* [TO DO]
A. Translate this sentence from the Italian pasta article below into Spanish: "Spaghetti bolognese, for example, isn’t made with spaghetti at all in its home city of Bologna: instead, it’s always served with tagliatelle."
B. Write the next part of the article on classic Italian pasta dishes below, picking up right after its final sentence.

* [DOCUMENT PASSAGE]
──────────

Everyone has their own twists on traditional pasta dishes. But if you want to cook like the Italians, turn to these classic recipes…
What comes to mind when you think of Italy? The world-renowned sculptures of Michelangelo? Shiny Vespas whizzing down narrow streets? Dolce & Gabbana at Milan Fashion Week? In all likelihood, you probably conjure the image of a checked tablecloth, a bottle of red wine and steaming bowls of pasta.
An inherent part of Italy’s food history and a culinary staple around the world, pasta is one of our go-to dishes for a reason. Simple to cook and endlessly comforting to eat, part of its charm lies in the fact that many popular pasta dishes are made using the same ingredients and methods as they have been for generations. Fresh, dried or stuffed, it’s almost impossible to get pasta wrong – and so we happily return to the same recipes again and again, adding our own twists as we go.
But while you probably make certain pasta dishes on repeat without having to consult a cookbook, your version might be noticeably different to its original Italian recipe. Spaghetti bolognese, for example, isn’t made with spaghetti at all in its home city of Bologna: instead, it’s always served with tagliatelle. There’s nothing wrong with making traditional recipes your own – but there’s also pleasure to be found in recreating authentic dishes.

──────────

* [INFORMATION SHOWN]
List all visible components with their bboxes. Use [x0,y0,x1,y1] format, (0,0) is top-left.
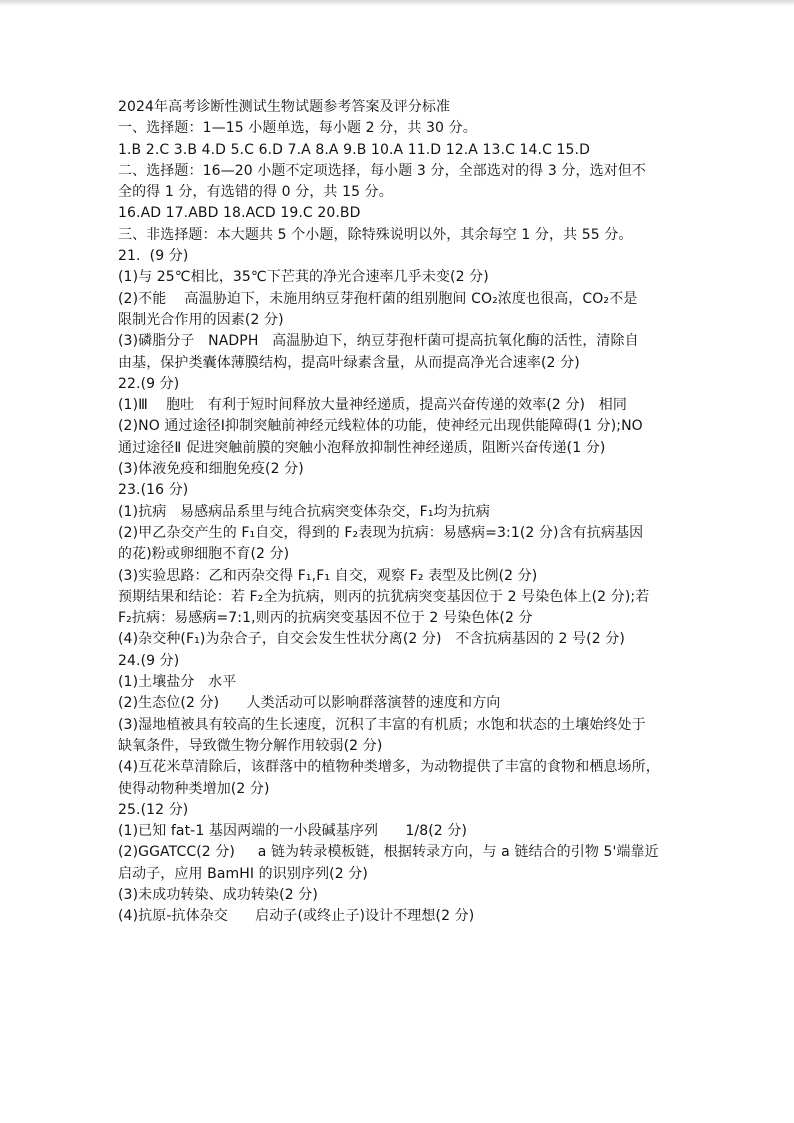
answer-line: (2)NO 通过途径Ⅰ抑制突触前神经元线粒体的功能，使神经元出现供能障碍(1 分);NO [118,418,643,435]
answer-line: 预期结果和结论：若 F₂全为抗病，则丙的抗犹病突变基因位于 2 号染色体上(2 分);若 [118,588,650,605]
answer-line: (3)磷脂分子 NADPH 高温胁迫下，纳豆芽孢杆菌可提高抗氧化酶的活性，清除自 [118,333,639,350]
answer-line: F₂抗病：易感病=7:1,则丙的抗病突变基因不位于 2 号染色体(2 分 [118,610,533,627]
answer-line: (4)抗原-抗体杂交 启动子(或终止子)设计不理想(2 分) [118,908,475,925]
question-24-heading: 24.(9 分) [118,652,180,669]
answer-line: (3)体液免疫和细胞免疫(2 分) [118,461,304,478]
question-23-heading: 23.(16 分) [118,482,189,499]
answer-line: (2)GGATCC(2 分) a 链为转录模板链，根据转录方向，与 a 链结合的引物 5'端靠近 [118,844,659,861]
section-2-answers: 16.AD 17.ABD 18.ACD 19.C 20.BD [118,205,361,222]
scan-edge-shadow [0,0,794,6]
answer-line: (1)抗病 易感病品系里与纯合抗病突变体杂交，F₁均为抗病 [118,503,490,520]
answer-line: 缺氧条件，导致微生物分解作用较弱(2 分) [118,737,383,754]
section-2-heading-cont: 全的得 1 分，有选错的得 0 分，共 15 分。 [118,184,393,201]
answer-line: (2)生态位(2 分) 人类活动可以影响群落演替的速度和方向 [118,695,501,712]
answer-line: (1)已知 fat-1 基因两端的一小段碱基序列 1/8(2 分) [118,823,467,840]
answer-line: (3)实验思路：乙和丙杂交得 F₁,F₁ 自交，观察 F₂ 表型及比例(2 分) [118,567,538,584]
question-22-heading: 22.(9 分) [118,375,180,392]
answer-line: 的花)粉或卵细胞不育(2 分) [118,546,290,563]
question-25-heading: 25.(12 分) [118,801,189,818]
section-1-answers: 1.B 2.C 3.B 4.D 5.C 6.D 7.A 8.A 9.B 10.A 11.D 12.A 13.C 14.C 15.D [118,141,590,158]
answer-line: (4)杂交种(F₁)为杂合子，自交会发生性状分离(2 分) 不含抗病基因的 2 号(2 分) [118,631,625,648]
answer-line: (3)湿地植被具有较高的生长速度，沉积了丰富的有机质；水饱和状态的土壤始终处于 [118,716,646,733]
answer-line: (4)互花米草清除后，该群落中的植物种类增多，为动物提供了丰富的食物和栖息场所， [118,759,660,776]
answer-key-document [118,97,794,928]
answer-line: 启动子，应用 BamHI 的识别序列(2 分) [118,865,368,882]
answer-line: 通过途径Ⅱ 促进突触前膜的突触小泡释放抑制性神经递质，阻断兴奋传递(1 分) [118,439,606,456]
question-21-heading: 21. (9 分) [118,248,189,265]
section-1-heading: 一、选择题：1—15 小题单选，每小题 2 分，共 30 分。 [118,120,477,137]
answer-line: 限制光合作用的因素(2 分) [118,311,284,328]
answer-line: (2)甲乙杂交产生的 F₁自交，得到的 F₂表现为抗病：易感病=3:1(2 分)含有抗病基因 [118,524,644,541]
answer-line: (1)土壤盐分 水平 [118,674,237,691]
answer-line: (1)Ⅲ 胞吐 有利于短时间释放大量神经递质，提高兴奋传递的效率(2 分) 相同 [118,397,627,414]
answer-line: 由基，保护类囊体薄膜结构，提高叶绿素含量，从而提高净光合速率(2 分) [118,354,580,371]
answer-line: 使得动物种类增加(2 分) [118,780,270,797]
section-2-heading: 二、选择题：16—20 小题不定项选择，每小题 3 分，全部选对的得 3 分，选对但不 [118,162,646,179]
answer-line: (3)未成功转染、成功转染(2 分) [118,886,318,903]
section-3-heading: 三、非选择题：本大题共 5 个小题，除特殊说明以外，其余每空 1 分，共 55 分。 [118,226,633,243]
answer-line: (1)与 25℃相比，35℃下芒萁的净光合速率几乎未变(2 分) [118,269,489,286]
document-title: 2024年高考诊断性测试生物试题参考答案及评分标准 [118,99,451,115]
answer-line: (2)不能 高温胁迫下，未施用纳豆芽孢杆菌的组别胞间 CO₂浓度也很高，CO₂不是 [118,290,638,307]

──────────

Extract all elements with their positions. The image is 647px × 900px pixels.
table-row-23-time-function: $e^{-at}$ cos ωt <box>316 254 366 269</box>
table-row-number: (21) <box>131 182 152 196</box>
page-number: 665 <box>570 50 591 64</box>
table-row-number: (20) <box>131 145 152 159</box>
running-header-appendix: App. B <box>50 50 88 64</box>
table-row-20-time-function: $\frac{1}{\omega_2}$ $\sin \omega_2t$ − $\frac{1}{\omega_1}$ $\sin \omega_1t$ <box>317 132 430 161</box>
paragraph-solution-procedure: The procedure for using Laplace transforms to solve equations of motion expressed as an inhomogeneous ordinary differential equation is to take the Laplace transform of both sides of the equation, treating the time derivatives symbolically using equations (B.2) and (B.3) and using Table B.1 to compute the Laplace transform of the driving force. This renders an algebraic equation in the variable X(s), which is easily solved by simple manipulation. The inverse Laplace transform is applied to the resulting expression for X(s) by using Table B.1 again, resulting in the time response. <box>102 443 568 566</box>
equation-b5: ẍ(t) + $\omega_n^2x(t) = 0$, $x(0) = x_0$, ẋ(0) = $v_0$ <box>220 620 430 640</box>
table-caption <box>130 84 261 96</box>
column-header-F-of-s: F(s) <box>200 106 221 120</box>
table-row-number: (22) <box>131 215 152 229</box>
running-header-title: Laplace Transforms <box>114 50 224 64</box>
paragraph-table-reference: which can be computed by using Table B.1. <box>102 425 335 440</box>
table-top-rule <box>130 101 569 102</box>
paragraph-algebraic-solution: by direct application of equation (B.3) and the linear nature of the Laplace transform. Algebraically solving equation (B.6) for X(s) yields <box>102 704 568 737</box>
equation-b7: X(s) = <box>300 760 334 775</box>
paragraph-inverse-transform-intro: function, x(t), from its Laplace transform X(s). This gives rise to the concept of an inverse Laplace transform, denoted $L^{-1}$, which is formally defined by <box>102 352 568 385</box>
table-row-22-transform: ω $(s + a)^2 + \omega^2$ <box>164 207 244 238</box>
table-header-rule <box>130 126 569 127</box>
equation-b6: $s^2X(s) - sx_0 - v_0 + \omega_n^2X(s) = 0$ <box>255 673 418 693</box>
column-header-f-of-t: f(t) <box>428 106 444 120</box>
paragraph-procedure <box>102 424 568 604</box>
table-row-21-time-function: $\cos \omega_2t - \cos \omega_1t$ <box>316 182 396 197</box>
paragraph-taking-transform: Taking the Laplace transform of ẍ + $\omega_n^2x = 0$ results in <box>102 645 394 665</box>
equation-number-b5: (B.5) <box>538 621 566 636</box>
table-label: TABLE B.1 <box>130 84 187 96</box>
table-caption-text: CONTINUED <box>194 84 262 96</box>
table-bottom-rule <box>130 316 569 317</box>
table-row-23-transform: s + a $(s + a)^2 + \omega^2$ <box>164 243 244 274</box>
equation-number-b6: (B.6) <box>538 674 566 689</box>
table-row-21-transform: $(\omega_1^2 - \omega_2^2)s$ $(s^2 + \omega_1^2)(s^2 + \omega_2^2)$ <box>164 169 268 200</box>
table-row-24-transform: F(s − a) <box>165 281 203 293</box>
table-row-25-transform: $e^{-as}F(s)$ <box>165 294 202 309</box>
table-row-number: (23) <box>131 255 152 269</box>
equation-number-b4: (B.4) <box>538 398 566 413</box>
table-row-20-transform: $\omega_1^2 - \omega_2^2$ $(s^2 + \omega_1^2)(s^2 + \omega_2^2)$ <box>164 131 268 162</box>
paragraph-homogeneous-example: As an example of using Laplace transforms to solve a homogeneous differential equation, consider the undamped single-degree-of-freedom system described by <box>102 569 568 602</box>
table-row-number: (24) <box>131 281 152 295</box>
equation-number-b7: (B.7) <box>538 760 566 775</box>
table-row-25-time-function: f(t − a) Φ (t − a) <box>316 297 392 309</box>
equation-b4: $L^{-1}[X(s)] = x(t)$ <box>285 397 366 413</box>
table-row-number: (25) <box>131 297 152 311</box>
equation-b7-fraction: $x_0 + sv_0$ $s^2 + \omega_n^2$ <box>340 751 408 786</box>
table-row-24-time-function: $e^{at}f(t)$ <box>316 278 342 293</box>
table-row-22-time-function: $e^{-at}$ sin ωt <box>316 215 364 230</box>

──────────

* [ANSWERS TO THE PROBLEMS]
A. Los espaguetis a la boloñesa, por ejemplo, ni siquiera se preparan con espaguetis en su ciudad de origen, Bolonia: en su lugar, siempre se sirven con tagliatelle.

B.
Enter Old World Italian: Recipes & Secrets From Our Travels In Italy by Mimi Thorisson, a new cookbook that pays tribute to Italy’s relationship with food through the dishes loved by people who live there. Filled with regional treasures and family recipes, it’s the kind of book we imagine will be passed down through the generations.
Fancy levelling up your pasta game? We have three of Thorisson’s classic recipes for you to try. If the supermarket is closed (or you can’t be bothered to go shopping), the Neapolitan-inspired spaghetti alla puttanesca is your best friend. Everything in the dish can be made with pantry ingredients, from the canned olives down to the dried pasta. The ragù bolognese, meanwhile, is a great all-rounder that will always guarantee empty bowls (and the sauce is brilliant for leftovers).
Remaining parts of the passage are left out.